TASK MATERIAL →
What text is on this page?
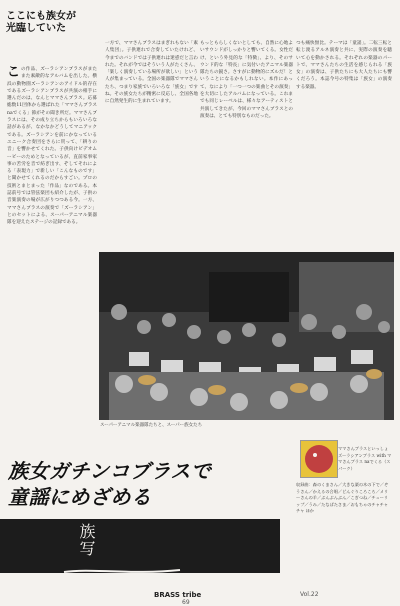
ここにも族女が
光臨していた

この作品、ズーラシアンブラスがまたまた素敵的なアルバムを出した。横浜の動物園ズーラシアンのアイドル的存在であるズーラシアンブラスが共演の相手に選んだのは、なんとママさんブラス。応募総数11団体から選ばれた「ママさんブラスnaでくる」節がその聞き所だ。ママさんブラスには、その成り立ちからもいろいろな話があるが、なかなかどうしてマニアックである。ズーラシアンを前にかなっているユニーク合奏団をさらに買って、「耕りの音」を響かせてくれた。子供向けビデオムービーのためとなっているが、直前家事家事の苦労を音で紡ぎ出す、ぞしてそれによる「表現力」で新しい「こんなものです」と聞かせてくれるのだからすごい。プロの技術とまとまった「作品」なのである。本誌前号では管弦楽団も紹介したが、子供の音楽演奏の場が広がりつつある今。一方、ママさんブラスの演奏で「ズーラシアン」とのセットによる、スーパーアニマル楽器隊を迎えたステージの記録である。

一方で、ママさんブラスはまぎれもない「素人集団」。子供連れで合奏していたけれど、今までのバンドでは子供連れは迷惑だと言われた。それが今ではそういう人がたくさん、「楽しく演奏している場所が欲しい」という人が集まっている。全国の楽器隊でママさんたち、つまり家族でいろいろな「族女」ですね。その族女たちが精密に反応し、全国各地に自然発生的に生まれています。

もっともらしくないとしても、自然に心地よいサウンドがしっかりと響いてくる。女性だけ、という外見的な「特徴」、より、そのサウンド的な「特長」に気付いたアニマル楽器隊たちの鋭さ。さすがに動物的にズルだ！ということになるかもしれない。本作にあって、なにより「一つ一つの楽曲とその演奏」を大切にしたアルバムになっている。これまでも同じレーベルは、様々なアーティストと共演してきたが、今回のママさんブラスとの演奏は、とても特別なものだった。

つも痛快無比。テーマは「童謡」。二転三転と転じ渡るアルネ演奏と共に、実際の演奏を聴いて心を動かされる。それぞれの楽器のパートで、ママさんたちの生活を感じられる「族女」の演奏は、子供たちにも大人たちにも響くだろう。本誌今号の特集は「族女」の演奏する楽器。

スーパーアニマル楽器隊たちと、スーパー族女たち
族女ガチンコブラスで
童謡にめざめる
族写
ママさんブラスといっしょ ズーラシアンブラス with ママさんブラス naでくる（スパーク）
収録曲：森のくまさん／大きな栗の木の下で／ぞうさん／かえるの合唱／どんぐりころころ／メリーさんの羊／ぶんぶんぶん／こぎつね／チューリップ／うみ／たなばたさま／おもちゃのチャチャチャ ほか
BRASS tribe
69
Vol.22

YOUR OBJECTIVE → Every entry must be written out exactly, with all pictures left out.

TASK RESULT →
What text is on this page?
ここにも族女が
光臨していた

この作品、ズーラシアンブラスがまたまた素敵的なアルバムを出した。横浜の動物園ズーラシアンのアイドル的存在であるズーラシアンブラスが共演の相手に選んだのは、なんとママさんブラス。応募総数11団体から選ばれた「ママさんブラスnaでくる」節がその聞き所だ。ママさんブラスには、その成り立ちからもいろいろな話があるが、なかなかどうしてマニアックである。ズーラシアンを前にかなっているユニーク合奏団をさらに買って、「耕りの音」を響かせてくれた。子供向けビデオムービーのためとなっているが、直前家事家事の苦労を音で紡ぎ出す、ぞしてそれによる「表現力」で新しい「こんなものです」と聞かせてくれるのだからすごい。プロの技術とまとまった「作品」なのである。本誌前号では管弦楽団も紹介したが、子供の音楽演奏の場が広がりつつある今。一方、ママさんブラスの演奏で「ズーラシアン」とのセットによる、スーパーアニマル楽器隊を迎えたステージの記録である。

一方で、ママさんブラスはまぎれもない「素人集団」。子供連れで合奏していたけれど、今までのバンドでは子供連れは迷惑だと言われた。それが今ではそういう人がたくさん、「楽しく演奏している場所が欲しい」という人が集まっている。全国の楽器隊でママさんたち、つまり家族でいろいろな「族女」ですね。その族女たちが精密に反応し、全国各地に自然発生的に生まれています。

もっともらしくないとしても、自然に心地よいサウンドがしっかりと響いてくる。女性だけ、という外見的な「特徴」、より、そのサウンド的な「特長」に気付いたアニマル楽器隊たちの鋭さ。さすがに動物的にズルだ！ということになるかもしれない。本作にあって、なにより「一つ一つの楽曲とその演奏」を大切にしたアルバムになっている。これまでも同じレーベルは、様々なアーティストと共演してきたが、今回のママさんブラスとの演奏は、とても特別なものだった。

つも痛快無比。テーマは「童謡」。二転三転と転じ渡るアルネ演奏と共に、実際の演奏を聴いて心を動かされる。それぞれの楽器のパートで、ママさんたちの生活を感じられる「族女」の演奏は、子供たちにも大人たちにも響くだろう。本誌今号の特集は「族女」の演奏する楽器。

スーパーアニマル楽器隊たちと、スーパー族女たち
族女ガチンコブラスで
童謡にめざめる
族写
ママさんブラスといっしょ ズーラシアンブラス with ママさんブラス naでくる（スパーク）
収録曲：森のくまさん／大きな栗の木の下で／ぞうさん／かえるの合唱／どんぐりころころ／メリーさんの羊／ぶんぶんぶん／こぎつね／チューリップ／うみ／たなばたさま／おもちゃのチャチャチャ ほか
BRASS tribe
69
Vol.22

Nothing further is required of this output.